- Your goal -
Copy out all the lines in the records that include the word "Report".

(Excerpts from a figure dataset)
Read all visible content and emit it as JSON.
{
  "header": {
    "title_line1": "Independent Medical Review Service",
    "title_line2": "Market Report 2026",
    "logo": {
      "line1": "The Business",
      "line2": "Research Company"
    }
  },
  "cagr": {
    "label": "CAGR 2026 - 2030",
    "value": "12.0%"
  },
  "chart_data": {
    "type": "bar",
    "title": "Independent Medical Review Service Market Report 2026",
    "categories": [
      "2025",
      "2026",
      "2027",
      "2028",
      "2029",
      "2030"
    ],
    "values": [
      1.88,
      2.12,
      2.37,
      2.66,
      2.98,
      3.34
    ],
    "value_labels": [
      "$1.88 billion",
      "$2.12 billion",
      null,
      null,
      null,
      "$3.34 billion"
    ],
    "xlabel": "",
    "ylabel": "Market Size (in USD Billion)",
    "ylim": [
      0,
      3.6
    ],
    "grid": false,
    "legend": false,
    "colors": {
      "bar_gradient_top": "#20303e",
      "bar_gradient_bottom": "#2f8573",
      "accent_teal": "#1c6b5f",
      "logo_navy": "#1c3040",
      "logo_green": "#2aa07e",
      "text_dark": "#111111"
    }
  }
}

- Final result -
    "title_line2": "Market Report 2026",
    "title": "Independent Medical Review Service Market Report 2026",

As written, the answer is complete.